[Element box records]
━━━━━━━━

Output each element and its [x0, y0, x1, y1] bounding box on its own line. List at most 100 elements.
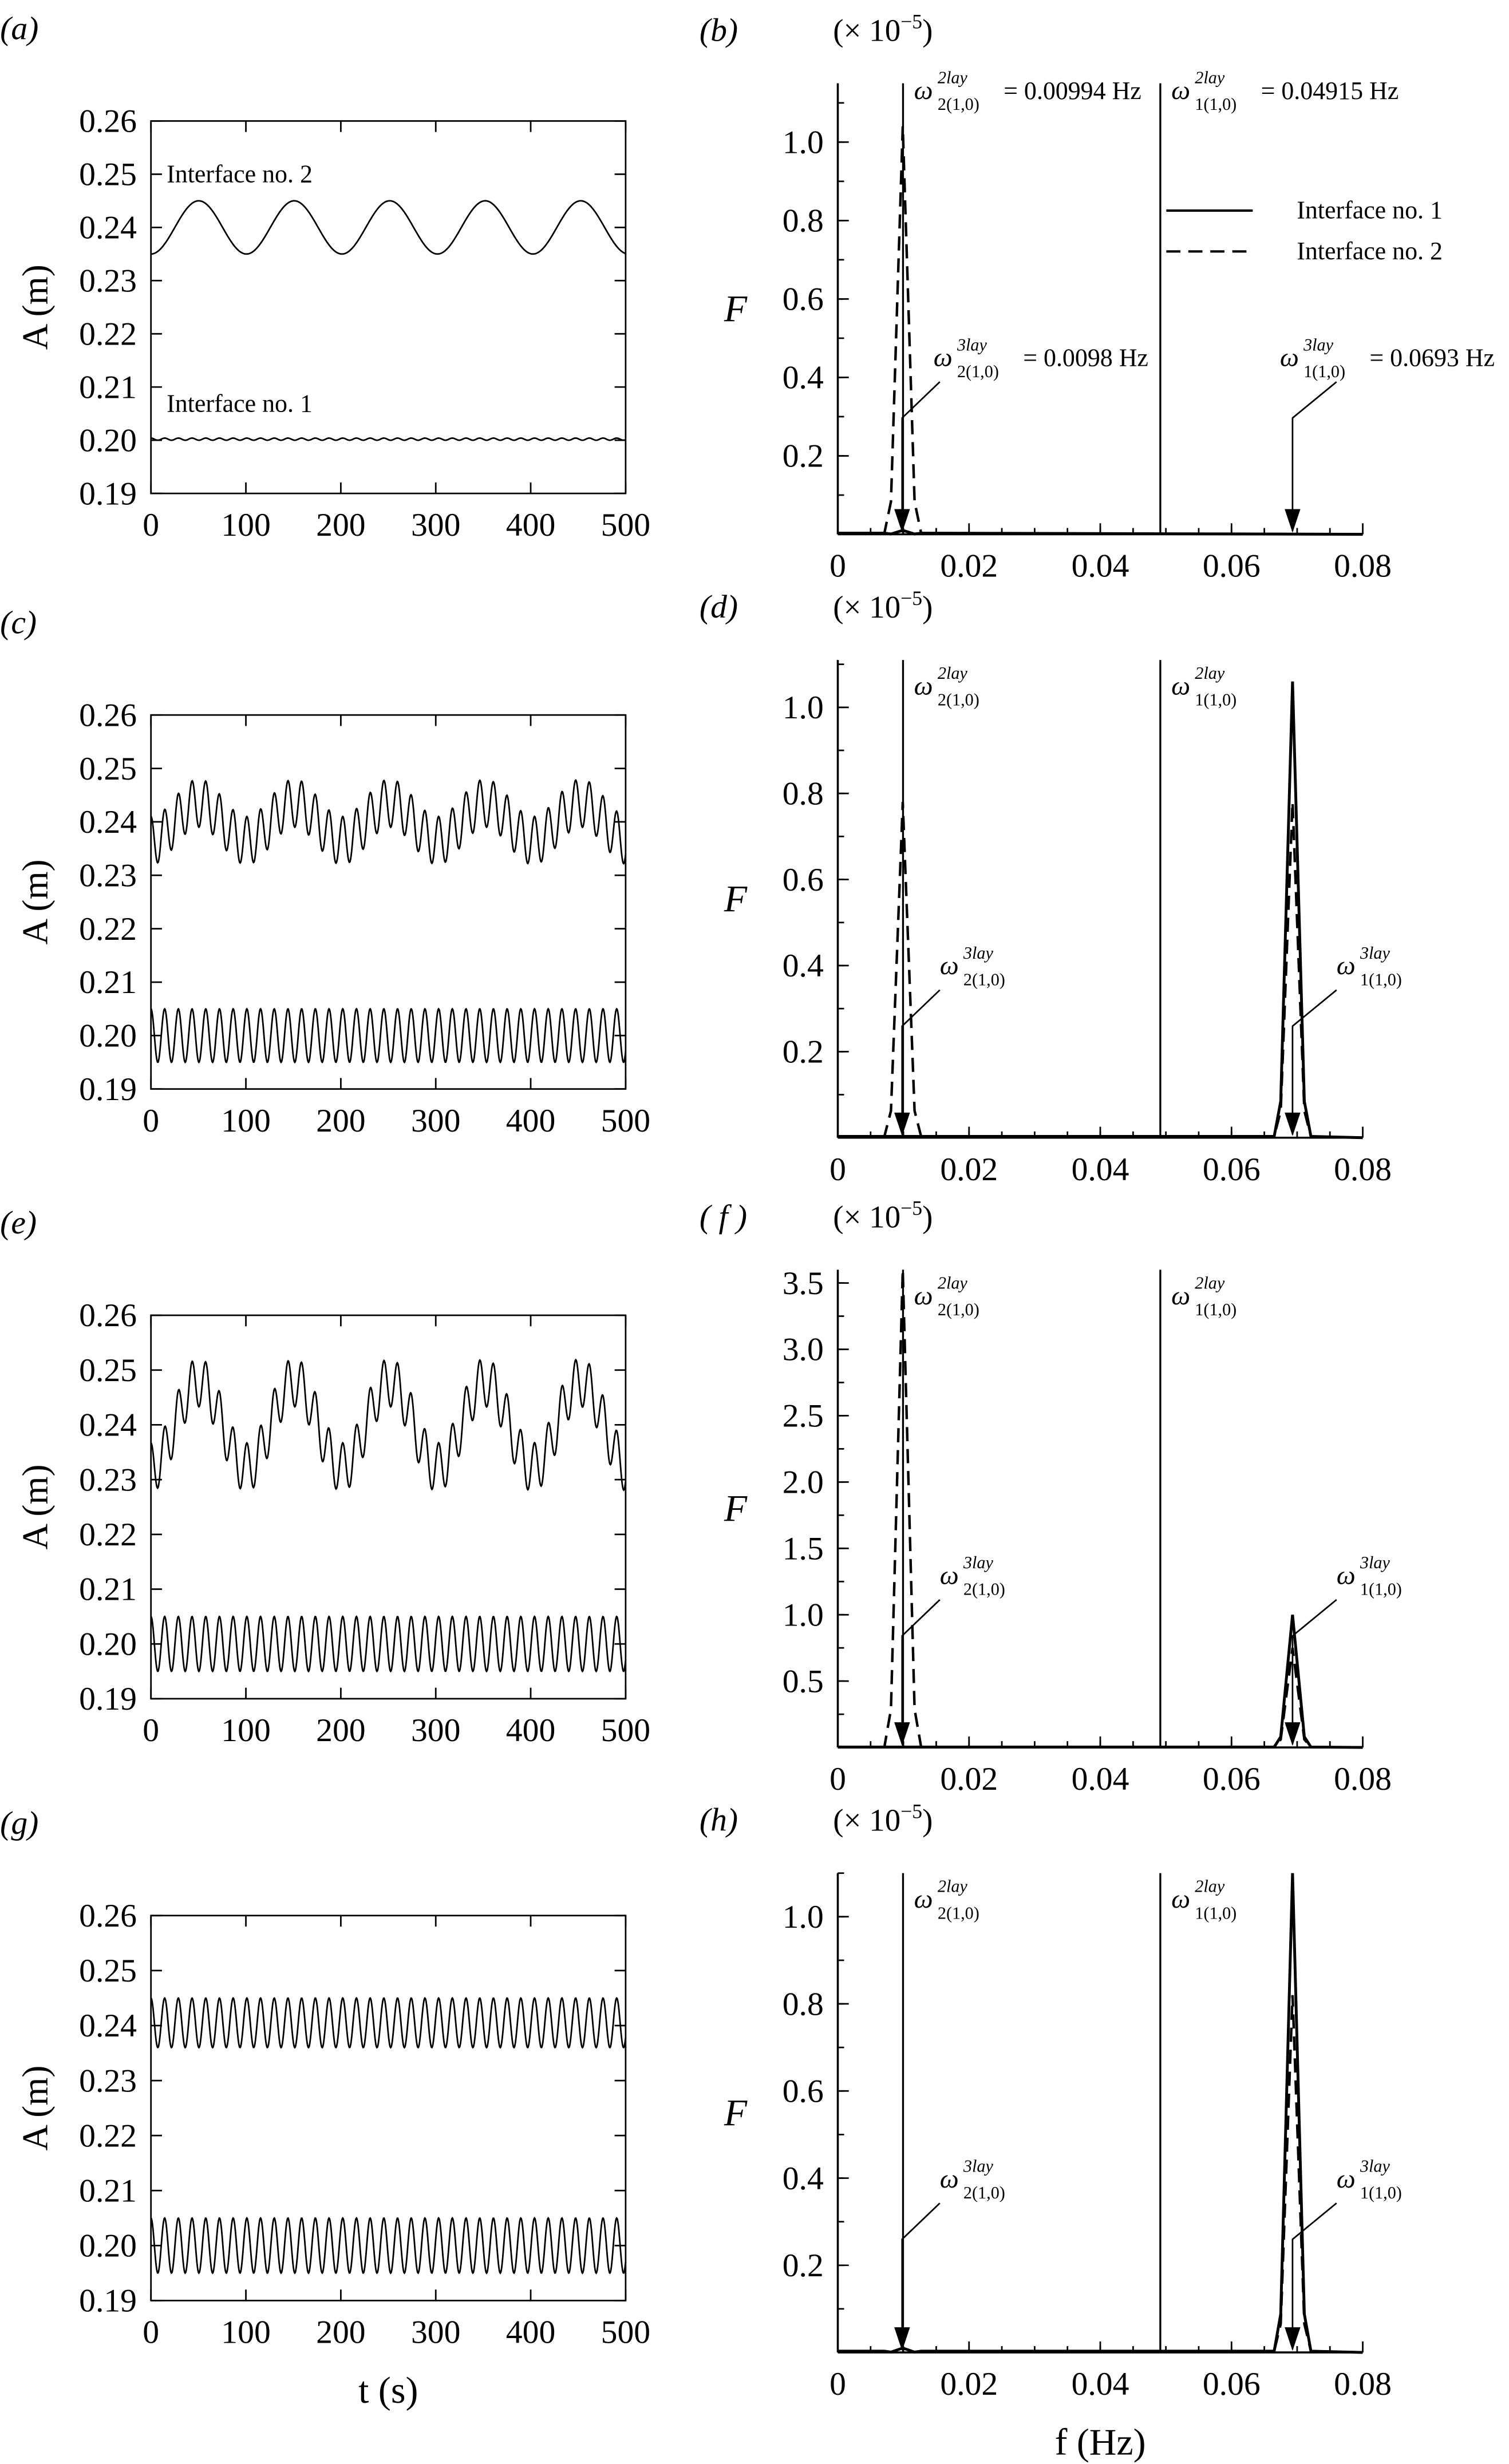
omega-subscript: 1(1,0): [1360, 2183, 1402, 2202]
omega-value: = 0.04915 Hz: [1261, 77, 1399, 105]
x-tick-label: 300: [411, 2315, 460, 2351]
y-tick-label: 1.0: [783, 1899, 824, 1935]
y-tick-label: 0.20: [79, 422, 137, 458]
legend-label: Interface no. 1: [1297, 196, 1443, 224]
plot-frame: [150, 1915, 627, 2301]
y-tick-label: 0.2: [783, 2248, 824, 2284]
omega-symbol: ω: [1171, 671, 1190, 701]
omega-symbol: ω: [940, 2164, 959, 2194]
y-tick-label: 0.25: [79, 1953, 137, 1989]
x-tick-label: 0.06: [1203, 1152, 1261, 1188]
panel-f: ( f ) (× 10−5) 0 0.02 0.04 0.06 0.08 0.5 1.0 1.5 2…: [700, 1196, 1402, 1797]
spectrum-solid: [838, 681, 1363, 1140]
y-tick-label: 0.23: [79, 1462, 137, 1498]
y-tick-label: 0.6: [783, 282, 824, 318]
panel-label: (d): [700, 589, 738, 625]
omega-subscript: 2(1,0): [938, 1903, 979, 1923]
x-tick-label: 0.08: [1334, 2366, 1392, 2402]
omega-value: = 0.00994 Hz: [1004, 77, 1141, 105]
reference-label: ω 2lay 1(1,0): [1171, 1877, 1237, 1923]
x-tick-label: 0.08: [1334, 548, 1392, 584]
y-axis-label: F: [724, 2092, 748, 2134]
x-tick-label: 0: [143, 1712, 159, 1749]
omega-superscript: 3lay: [963, 1553, 994, 1572]
panel-label: (a): [0, 11, 38, 47]
omega-superscript: 3lay: [963, 943, 994, 963]
x-tick-label: 0.06: [1203, 2366, 1261, 2402]
x-tick-label: 200: [316, 507, 365, 543]
omega-subscript: 1(1,0): [1195, 1300, 1237, 1319]
y-tick-label: 0.24: [79, 1407, 137, 1443]
x-tick-label: 500: [601, 1103, 650, 1139]
y-multiplier: (× 10−5): [833, 1196, 933, 1234]
panel-label: (g): [0, 1805, 38, 1841]
x-tick-label: 0.02: [940, 1152, 998, 1188]
omega-symbol: ω: [1280, 343, 1299, 373]
y-tick-label: 0.4: [783, 360, 824, 396]
omega-value: = 0.0098 Hz: [1023, 344, 1148, 372]
omega-symbol: ω: [940, 1561, 959, 1591]
y-tick-label: 0.21: [79, 369, 137, 405]
arrow-head: [894, 509, 910, 533]
y-tick-label: 0.22: [79, 911, 137, 947]
y-tick-label: 0.8: [783, 776, 824, 812]
omega-superscript: 3lay: [1303, 335, 1334, 354]
y-tick-label: 0.23: [79, 263, 137, 299]
arrow-line: [901, 1599, 941, 1745]
omega-superscript: 3lay: [963, 2156, 994, 2176]
y-tick-label: 0.6: [783, 862, 824, 898]
y-multiplier: (× 10−5): [833, 10, 933, 48]
y-tick-label: 3.5: [783, 1265, 824, 1302]
y-tick-label: 0.23: [79, 857, 137, 893]
omega-superscript: 3lay: [957, 335, 987, 354]
y-tick-label: 0.2: [783, 438, 824, 474]
x-tick-label: 100: [221, 2315, 270, 2351]
y-tick-label: 0.20: [79, 2228, 137, 2264]
y-axis-label: F: [724, 1488, 748, 1530]
x-tick-label: 200: [316, 1712, 365, 1749]
y-tick-label: 1.0: [783, 1597, 824, 1633]
panel-c: (c) 0 100 200 300 400 500 0.19 0.20 0.21 0.22 0.23 0…: [0, 604, 650, 1138]
panel-a: (a) 0 100 200 300 400 500 0.19 0.20 0.21 0.22 0.23 0…: [0, 11, 650, 544]
omega-subscript: 2(1,0): [938, 1300, 979, 1319]
omega-subscript: 1(1,0): [1195, 94, 1237, 114]
y-tick-label: 0.20: [79, 1018, 137, 1054]
x-tick-label: 0: [829, 1761, 846, 1797]
y-tick-label: 0.19: [79, 2283, 137, 2319]
x-tick-label: 500: [601, 507, 650, 543]
arrow-line: [901, 381, 941, 531]
arrow-head: [1285, 1722, 1301, 1746]
y-tick-label: 0.22: [79, 1517, 137, 1553]
x-tick-label: 0: [829, 2366, 846, 2402]
y-tick-label: 0.19: [79, 476, 137, 512]
omega-subscript: 2(1,0): [957, 362, 999, 381]
x-tick-label: 400: [506, 507, 555, 543]
arrow-label: ω 3lay 2(1,0): [940, 943, 1005, 990]
omega-superscript: 2lay: [1195, 1273, 1225, 1292]
x-tick-label: 0: [143, 507, 159, 543]
y-axis-label: A (m): [15, 2066, 56, 2151]
omega-superscript: 2lay: [938, 68, 968, 88]
x-tick-label: 0.06: [1203, 1761, 1261, 1797]
x-tick-label: 200: [316, 1103, 365, 1139]
x-tick-label: 0.04: [1072, 1761, 1129, 1797]
panel-e: (e) 0 100 200 300 400 500 0.19 0.20 0.21 0.22 0.23 0…: [0, 1205, 650, 1749]
arrow-label: ω 3lay 2(1,0): [940, 2156, 1005, 2202]
series-line-interface-no-1: [150, 1007, 627, 1064]
x-tick-label: 400: [506, 2315, 555, 2351]
spectrum-dashed: [838, 126, 1363, 536]
omega-superscript: 2lay: [1195, 663, 1225, 683]
omega-symbol: ω: [1171, 76, 1190, 105]
omega-subscript: 2(1,0): [963, 1580, 1005, 1599]
omega-value: = 0.0693 Hz: [1369, 344, 1495, 372]
arrow-head: [894, 1722, 910, 1746]
omega-subscript: 1(1,0): [1195, 690, 1237, 710]
x-tick-label: 0.08: [1334, 1152, 1392, 1188]
x-tick-label: 100: [221, 1712, 270, 1749]
omega-symbol: ω: [914, 1884, 933, 1914]
series-annotation: Interface no. 2: [167, 160, 313, 188]
series-annotation: Interface no. 1: [167, 389, 313, 417]
y-tick-label: 0.26: [79, 1898, 137, 1934]
omega-superscript: 2lay: [1195, 1877, 1225, 1896]
y-tick-label: 0.24: [79, 2008, 137, 2044]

━━━━━━━━

_Problem statement:_ In the material above, starting at the line containing "omega-subscript: 1(1,0): [1360, 2183, 1402, 2202]" and ending at the line containing "omega-symbol: ω: [1171, 671, 1190, 701]", swap "y-tick-label" for "y-axis-tick" and write out only those lines, leaving everything else as it is.

_Written solution:_
omega-subscript: 1(1,0): [1360, 2183, 1402, 2202]
omega-value: = 0.04915 Hz: [1261, 77, 1399, 105]
x-tick-label: 300: [411, 2315, 460, 2351]
y-axis-tick: 1.0: [783, 1899, 824, 1935]
y-axis-tick: 0.20: [79, 422, 137, 458]
legend-label: Interface no. 1: [1297, 196, 1443, 224]
plot-frame: [150, 1915, 627, 2301]
y-axis-tick: 0.2: [783, 2248, 824, 2284]
omega-symbol: ω: [1171, 671, 1190, 701]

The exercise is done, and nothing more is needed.